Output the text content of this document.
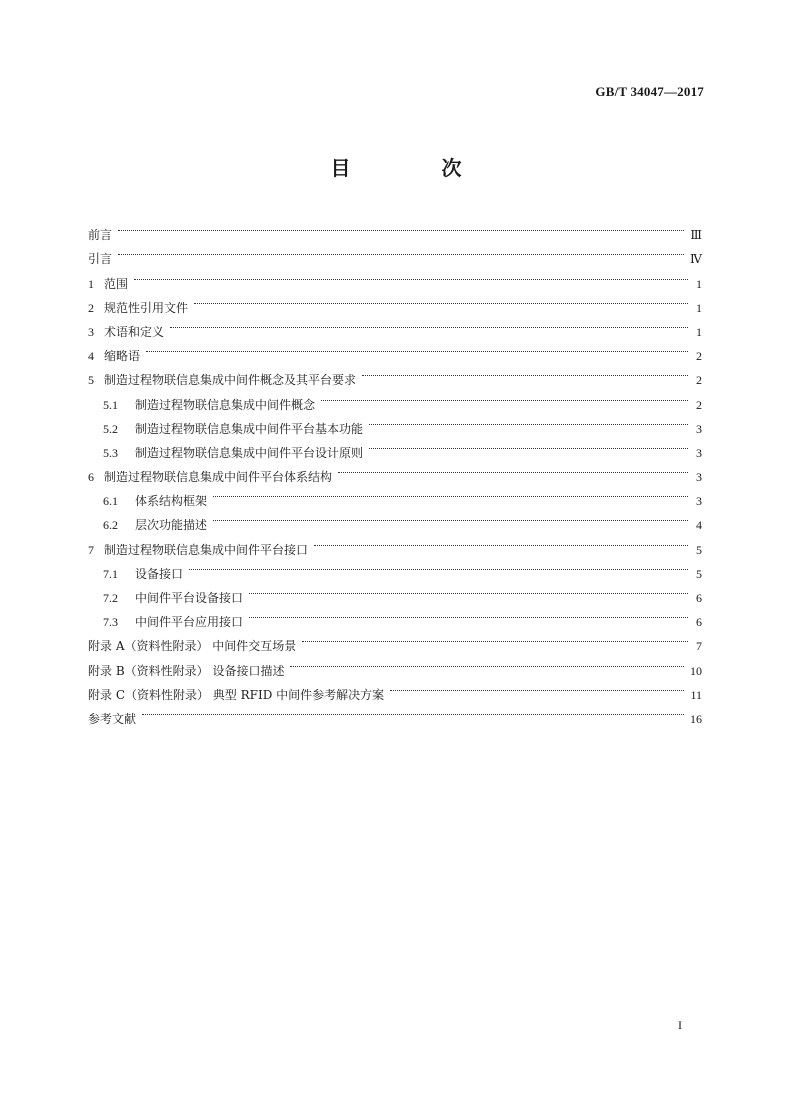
GB/T 34047—2017
目 次
前言	Ⅲ
引言	Ⅳ
1 范围	1
2 规范性引用文件	1
3 术语和定义	1
4 缩略语	2
5 制造过程物联信息集成中间件概念及其平台要求	2
5.1 制造过程物联信息集成中间件概念	2
5.2 制造过程物联信息集成中间件平台基本功能	3
5.3 制造过程物联信息集成中间件平台设计原则	3
6 制造过程物联信息集成中间件平台体系结构	3
6.1 体系结构框架	3
6.2 层次功能描述	4
7 制造过程物联信息集成中间件平台接口	5
7.1 设备接口	5
7.2 中间件平台设备接口	6
7.3 中间件平台应用接口	6
附录 A（资料性附录） 中间件交互场景	7
附录 B（资料性附录） 设备接口描述	10
附录 C（资料性附录） 典型 RFID 中间件参考解决方案	11
参考文献	16
I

━━━━━━

To do:
Output the lines above in full and exactly as given, omitting any pictures.

Task output:
Output the text content of this document.
GB/T 34047—2017
目 次
前言	Ⅲ
引言	Ⅳ
1 范围	1
2 规范性引用文件	1
3 术语和定义	1
4 缩略语	2
5 制造过程物联信息集成中间件概念及其平台要求	2
5.1 制造过程物联信息集成中间件概念	2
5.2 制造过程物联信息集成中间件平台基本功能	3
5.3 制造过程物联信息集成中间件平台设计原则	3
6 制造过程物联信息集成中间件平台体系结构	3
6.1 体系结构框架	3
6.2 层次功能描述	4
7 制造过程物联信息集成中间件平台接口	5
7.1 设备接口	5
7.2 中间件平台设备接口	6
7.3 中间件平台应用接口	6
附录 A（资料性附录） 中间件交互场景	7
附录 B（资料性附录） 设备接口描述	10
附录 C（资料性附录） 典型 RFID 中间件参考解决方案	11
参考文献	16
I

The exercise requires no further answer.